All lines in the data bearing the string "المتحدة" should be identified and copied.

>> begin The records

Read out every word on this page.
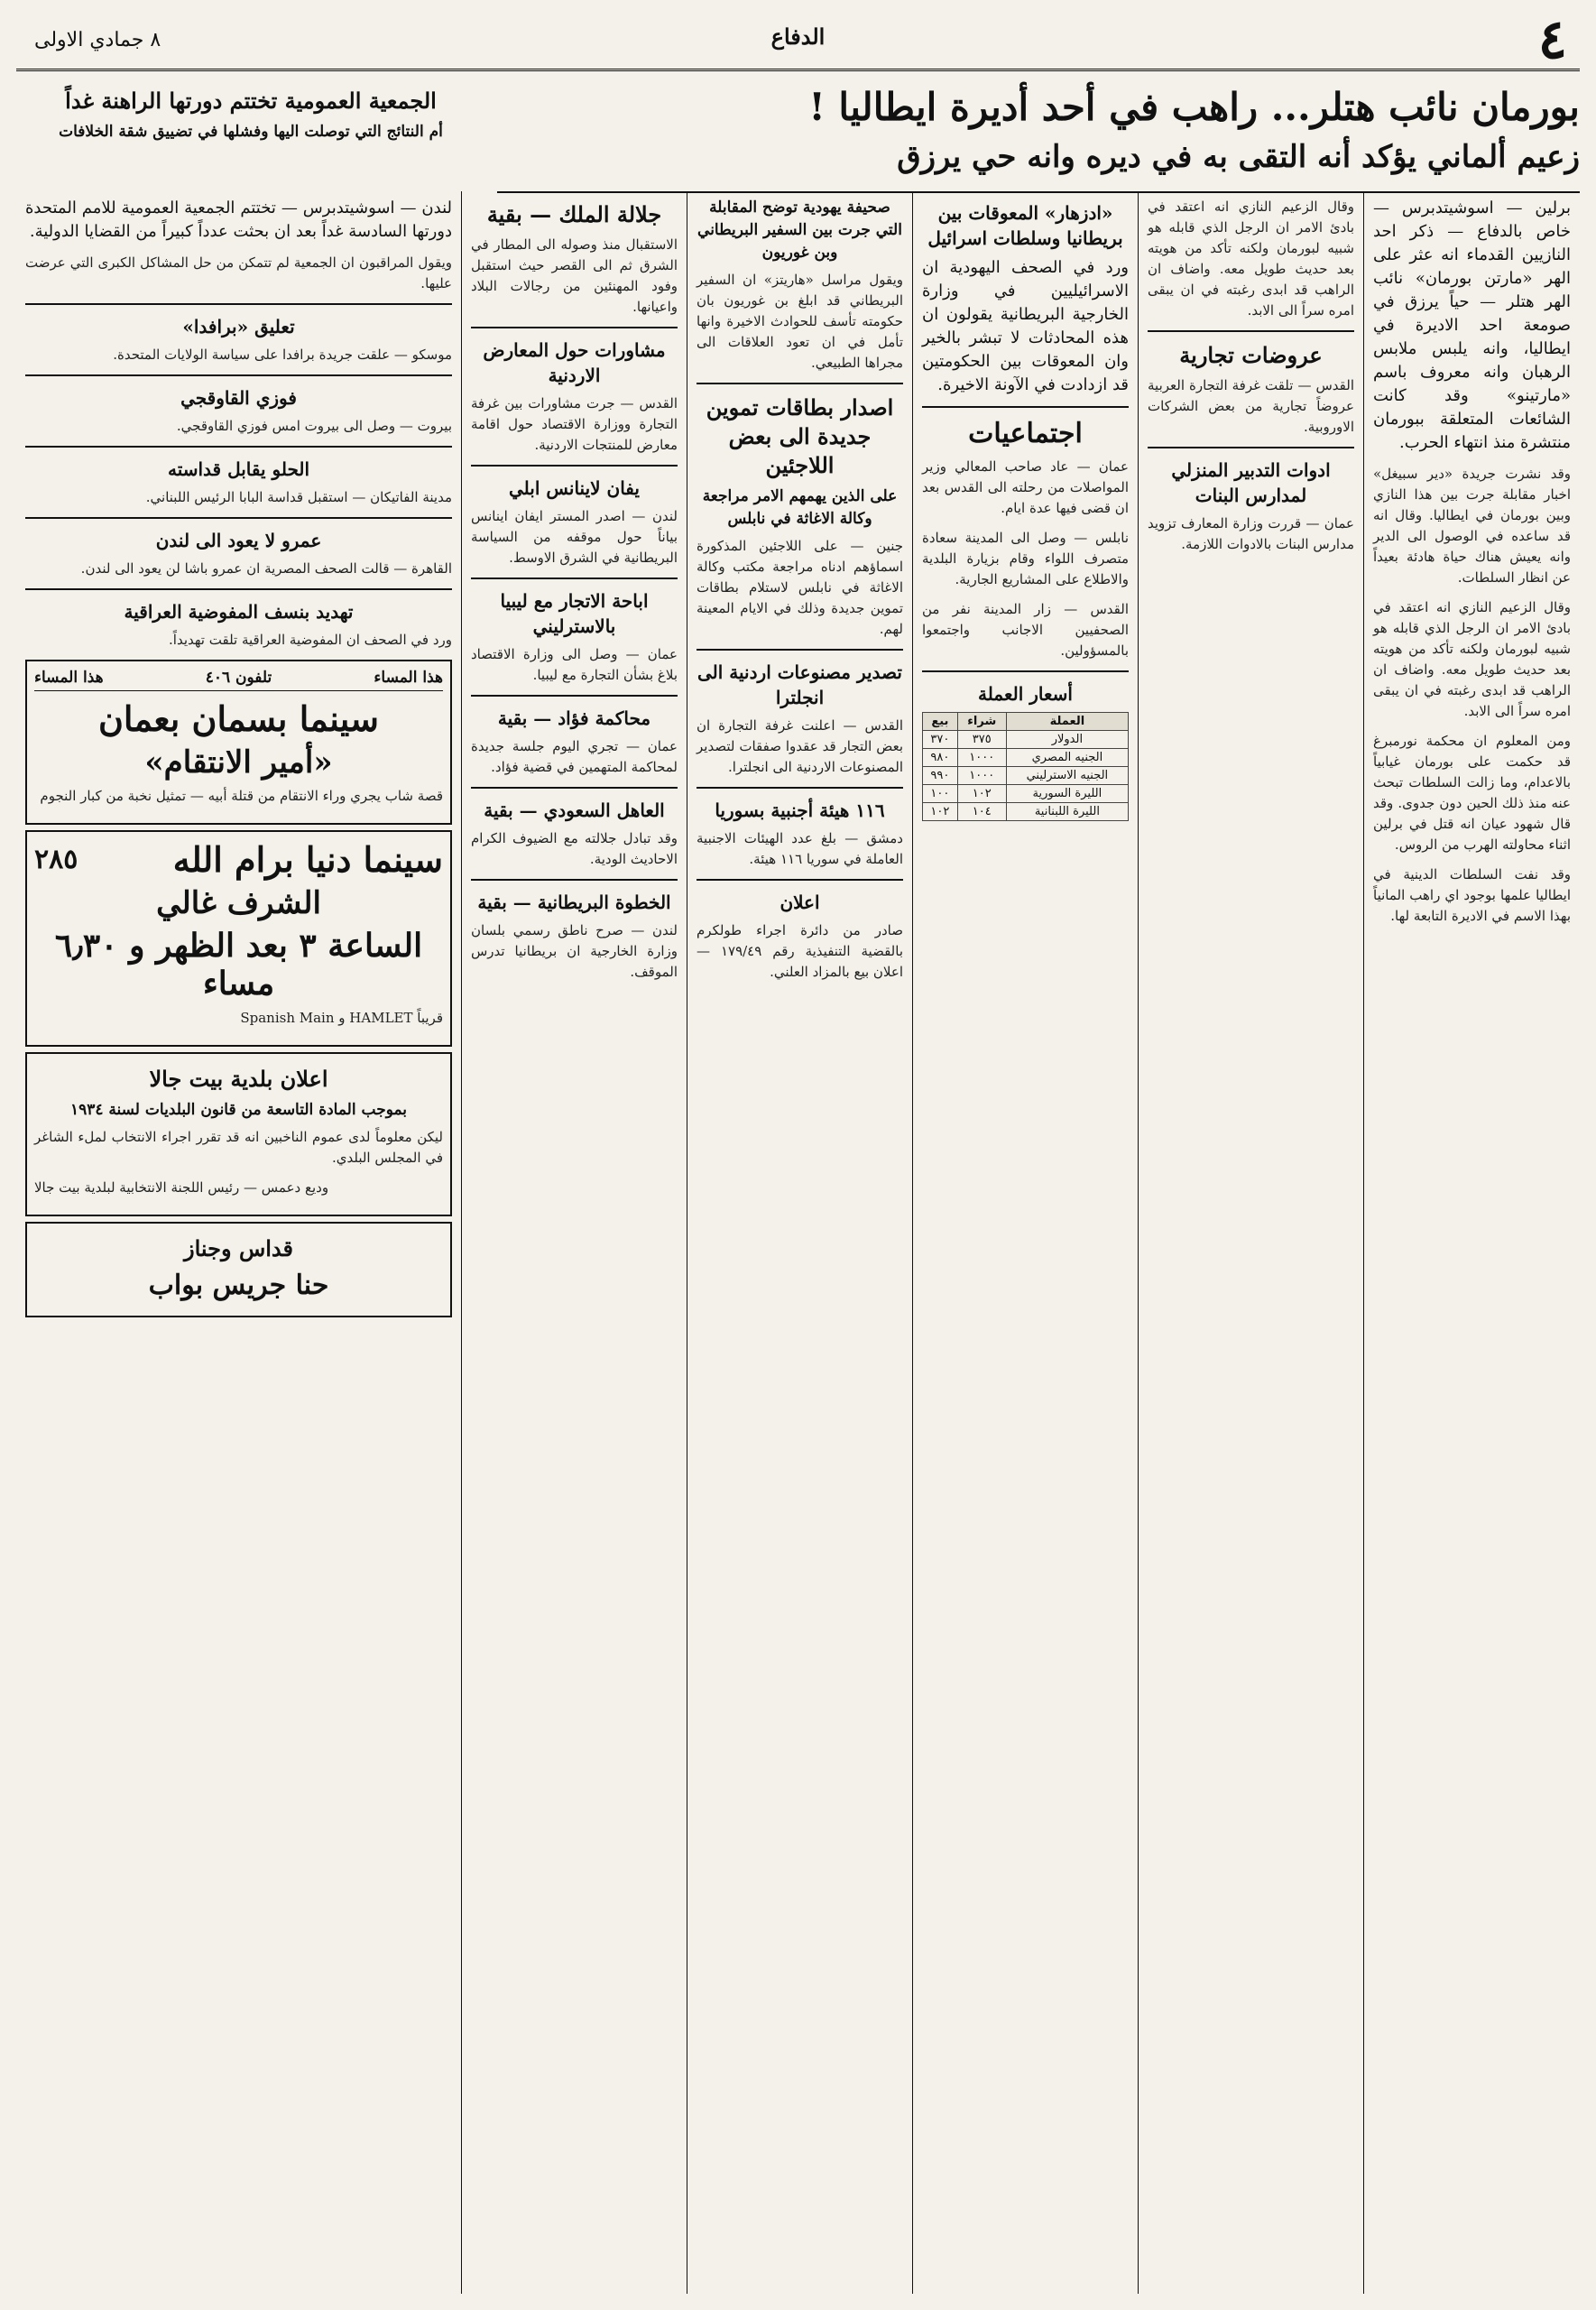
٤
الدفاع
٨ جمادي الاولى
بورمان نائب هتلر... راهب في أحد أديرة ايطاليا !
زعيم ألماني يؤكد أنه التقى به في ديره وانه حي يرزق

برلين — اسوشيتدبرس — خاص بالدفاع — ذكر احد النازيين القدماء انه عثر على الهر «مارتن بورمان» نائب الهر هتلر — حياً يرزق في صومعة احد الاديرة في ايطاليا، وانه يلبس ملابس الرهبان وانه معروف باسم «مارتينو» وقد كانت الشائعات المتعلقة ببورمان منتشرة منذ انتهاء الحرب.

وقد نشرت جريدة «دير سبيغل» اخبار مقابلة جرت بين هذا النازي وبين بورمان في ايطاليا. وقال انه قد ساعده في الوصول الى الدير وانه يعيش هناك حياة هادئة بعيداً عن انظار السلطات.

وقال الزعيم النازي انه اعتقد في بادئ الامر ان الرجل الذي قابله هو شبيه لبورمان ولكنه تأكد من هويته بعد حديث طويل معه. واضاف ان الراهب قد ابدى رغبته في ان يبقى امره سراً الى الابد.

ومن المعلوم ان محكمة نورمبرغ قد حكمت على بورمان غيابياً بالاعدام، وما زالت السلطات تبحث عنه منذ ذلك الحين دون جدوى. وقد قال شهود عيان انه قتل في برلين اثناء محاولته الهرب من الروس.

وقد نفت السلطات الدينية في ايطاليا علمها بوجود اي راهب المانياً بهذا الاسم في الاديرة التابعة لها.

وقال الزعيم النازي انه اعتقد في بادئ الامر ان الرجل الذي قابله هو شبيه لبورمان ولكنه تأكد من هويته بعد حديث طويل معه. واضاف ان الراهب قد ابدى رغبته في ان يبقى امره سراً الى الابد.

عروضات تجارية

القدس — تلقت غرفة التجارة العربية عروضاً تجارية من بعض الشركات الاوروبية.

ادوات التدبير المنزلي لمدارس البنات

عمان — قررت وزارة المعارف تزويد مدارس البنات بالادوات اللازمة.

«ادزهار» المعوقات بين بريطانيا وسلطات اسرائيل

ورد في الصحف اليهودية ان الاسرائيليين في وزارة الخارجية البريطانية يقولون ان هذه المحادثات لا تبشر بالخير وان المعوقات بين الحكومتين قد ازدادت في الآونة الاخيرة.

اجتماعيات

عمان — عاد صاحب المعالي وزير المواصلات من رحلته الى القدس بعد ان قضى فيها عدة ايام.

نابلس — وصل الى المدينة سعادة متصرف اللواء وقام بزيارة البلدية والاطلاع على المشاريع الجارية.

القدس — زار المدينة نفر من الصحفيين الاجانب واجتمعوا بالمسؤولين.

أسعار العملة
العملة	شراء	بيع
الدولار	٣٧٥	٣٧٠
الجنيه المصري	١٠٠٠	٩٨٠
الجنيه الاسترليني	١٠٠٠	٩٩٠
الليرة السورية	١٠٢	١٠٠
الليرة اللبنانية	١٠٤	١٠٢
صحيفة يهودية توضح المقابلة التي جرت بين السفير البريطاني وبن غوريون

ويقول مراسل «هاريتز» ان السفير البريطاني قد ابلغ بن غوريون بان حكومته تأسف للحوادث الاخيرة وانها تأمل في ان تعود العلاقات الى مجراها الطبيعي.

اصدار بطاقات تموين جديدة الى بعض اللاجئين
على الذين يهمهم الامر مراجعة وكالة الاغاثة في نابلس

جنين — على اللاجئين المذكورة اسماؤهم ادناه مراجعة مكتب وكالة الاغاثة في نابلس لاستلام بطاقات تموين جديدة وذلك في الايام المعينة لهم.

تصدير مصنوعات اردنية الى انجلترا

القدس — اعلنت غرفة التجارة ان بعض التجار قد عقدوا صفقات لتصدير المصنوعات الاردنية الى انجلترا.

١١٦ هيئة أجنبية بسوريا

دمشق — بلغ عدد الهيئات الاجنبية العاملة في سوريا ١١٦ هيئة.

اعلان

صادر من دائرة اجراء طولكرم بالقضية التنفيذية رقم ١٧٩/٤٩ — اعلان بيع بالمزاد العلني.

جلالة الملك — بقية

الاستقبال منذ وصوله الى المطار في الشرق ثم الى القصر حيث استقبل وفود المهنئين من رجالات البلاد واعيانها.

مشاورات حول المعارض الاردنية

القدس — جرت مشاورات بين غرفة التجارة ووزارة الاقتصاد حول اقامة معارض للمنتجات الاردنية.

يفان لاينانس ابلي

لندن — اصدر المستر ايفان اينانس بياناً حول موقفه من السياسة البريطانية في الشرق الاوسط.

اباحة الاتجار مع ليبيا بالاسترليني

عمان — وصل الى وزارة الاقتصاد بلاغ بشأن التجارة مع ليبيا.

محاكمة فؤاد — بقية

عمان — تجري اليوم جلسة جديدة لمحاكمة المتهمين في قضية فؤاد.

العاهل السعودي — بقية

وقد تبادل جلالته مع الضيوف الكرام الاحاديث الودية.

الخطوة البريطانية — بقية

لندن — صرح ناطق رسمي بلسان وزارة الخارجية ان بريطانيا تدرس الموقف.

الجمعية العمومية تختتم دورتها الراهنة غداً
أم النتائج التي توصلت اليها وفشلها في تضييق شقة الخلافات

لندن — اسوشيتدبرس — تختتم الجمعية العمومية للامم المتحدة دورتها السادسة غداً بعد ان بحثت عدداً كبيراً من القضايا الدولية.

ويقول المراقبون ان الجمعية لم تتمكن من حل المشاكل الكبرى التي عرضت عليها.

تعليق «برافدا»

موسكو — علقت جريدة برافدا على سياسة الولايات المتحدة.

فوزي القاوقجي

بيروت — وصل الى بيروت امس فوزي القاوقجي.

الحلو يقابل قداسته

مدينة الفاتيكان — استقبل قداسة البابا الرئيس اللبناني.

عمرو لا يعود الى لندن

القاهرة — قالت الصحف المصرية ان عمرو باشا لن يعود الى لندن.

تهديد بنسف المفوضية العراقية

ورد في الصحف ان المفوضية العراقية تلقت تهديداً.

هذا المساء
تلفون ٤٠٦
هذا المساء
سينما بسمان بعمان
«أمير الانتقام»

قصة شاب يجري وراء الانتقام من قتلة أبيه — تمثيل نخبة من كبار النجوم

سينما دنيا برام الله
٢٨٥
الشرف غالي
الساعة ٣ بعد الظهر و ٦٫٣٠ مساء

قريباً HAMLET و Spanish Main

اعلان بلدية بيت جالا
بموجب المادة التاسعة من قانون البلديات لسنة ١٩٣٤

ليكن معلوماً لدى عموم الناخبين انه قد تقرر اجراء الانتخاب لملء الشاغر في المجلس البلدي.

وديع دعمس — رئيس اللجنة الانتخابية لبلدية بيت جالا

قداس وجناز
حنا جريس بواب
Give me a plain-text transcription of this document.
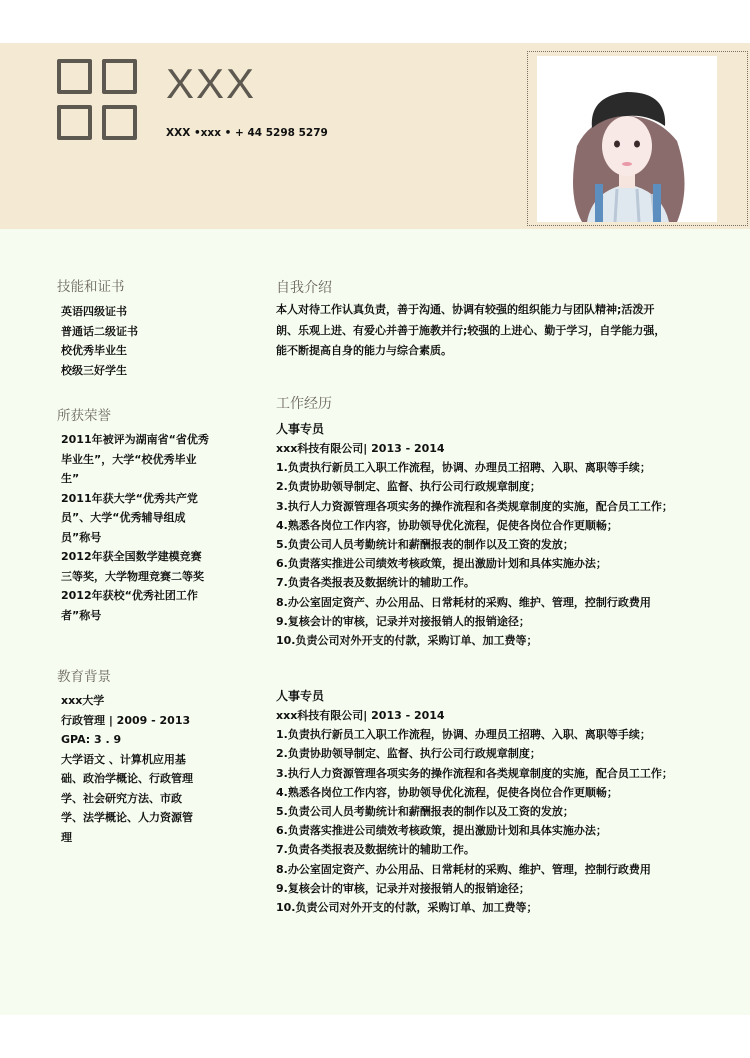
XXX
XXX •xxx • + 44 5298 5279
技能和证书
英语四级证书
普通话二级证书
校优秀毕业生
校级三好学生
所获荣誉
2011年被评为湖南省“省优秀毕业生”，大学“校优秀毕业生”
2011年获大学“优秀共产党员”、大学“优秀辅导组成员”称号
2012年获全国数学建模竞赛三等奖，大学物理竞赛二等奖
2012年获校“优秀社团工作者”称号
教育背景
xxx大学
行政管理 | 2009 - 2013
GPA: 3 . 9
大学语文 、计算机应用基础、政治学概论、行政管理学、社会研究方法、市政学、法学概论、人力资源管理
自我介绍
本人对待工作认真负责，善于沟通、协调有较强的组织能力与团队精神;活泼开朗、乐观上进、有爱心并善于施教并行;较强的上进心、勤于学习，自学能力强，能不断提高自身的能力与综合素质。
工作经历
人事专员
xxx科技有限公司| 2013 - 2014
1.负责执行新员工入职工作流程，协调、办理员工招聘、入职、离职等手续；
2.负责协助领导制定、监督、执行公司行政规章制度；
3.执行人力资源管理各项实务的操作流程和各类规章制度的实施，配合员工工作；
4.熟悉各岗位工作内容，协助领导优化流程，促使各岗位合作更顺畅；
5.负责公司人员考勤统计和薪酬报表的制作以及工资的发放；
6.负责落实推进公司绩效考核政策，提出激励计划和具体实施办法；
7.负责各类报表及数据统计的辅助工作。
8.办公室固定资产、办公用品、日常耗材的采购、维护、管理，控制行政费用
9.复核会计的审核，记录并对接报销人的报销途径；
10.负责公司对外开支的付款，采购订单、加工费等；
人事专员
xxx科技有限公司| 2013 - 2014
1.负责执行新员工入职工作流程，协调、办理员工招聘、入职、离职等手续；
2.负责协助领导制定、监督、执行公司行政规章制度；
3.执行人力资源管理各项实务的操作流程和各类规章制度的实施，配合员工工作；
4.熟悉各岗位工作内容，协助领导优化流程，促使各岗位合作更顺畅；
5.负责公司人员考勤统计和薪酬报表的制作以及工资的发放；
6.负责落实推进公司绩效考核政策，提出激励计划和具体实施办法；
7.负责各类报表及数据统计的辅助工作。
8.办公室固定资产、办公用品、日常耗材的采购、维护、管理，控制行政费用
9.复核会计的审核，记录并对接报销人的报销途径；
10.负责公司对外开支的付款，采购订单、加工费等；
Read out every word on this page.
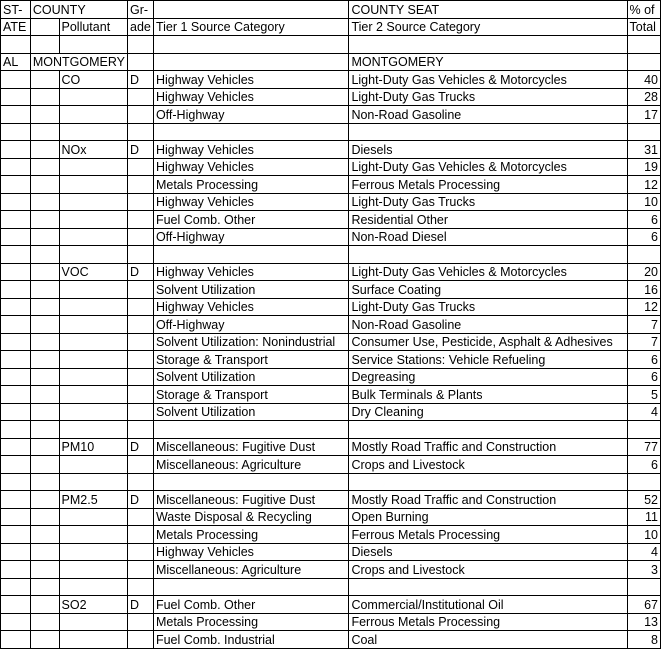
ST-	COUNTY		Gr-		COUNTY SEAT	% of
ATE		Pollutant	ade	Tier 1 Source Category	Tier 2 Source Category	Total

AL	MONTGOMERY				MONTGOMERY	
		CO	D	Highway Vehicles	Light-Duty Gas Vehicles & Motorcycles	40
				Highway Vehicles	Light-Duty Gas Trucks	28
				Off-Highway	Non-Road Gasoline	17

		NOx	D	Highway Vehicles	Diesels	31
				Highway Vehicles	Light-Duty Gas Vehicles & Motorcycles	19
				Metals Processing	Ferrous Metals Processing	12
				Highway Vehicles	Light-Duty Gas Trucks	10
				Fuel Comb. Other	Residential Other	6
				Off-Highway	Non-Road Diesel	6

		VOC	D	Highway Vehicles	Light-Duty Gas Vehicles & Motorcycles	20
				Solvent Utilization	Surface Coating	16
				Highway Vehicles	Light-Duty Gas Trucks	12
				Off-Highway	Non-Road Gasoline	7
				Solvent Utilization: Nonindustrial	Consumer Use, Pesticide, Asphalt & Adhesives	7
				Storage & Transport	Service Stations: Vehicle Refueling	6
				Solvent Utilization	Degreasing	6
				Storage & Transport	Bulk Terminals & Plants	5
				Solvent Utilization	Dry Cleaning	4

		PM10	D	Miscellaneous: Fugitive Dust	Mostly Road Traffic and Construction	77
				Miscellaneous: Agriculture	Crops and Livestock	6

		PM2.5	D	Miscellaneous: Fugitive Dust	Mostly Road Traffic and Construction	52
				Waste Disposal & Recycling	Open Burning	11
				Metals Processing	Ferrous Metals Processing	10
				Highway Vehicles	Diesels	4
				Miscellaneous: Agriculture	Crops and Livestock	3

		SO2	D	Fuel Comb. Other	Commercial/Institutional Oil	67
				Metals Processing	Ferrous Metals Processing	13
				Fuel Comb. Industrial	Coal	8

>> end The records

§ **Exercise output**:
لندن — اسوشيتدبرس — تختتم الجمعية العمومية للامم المتحدة دورتها السادسة غداً بعد ان بحثت عدداً كبيراً من القضايا الدولية.
موسكو — علقت جريدة برافدا على سياسة الولايات المتحدة.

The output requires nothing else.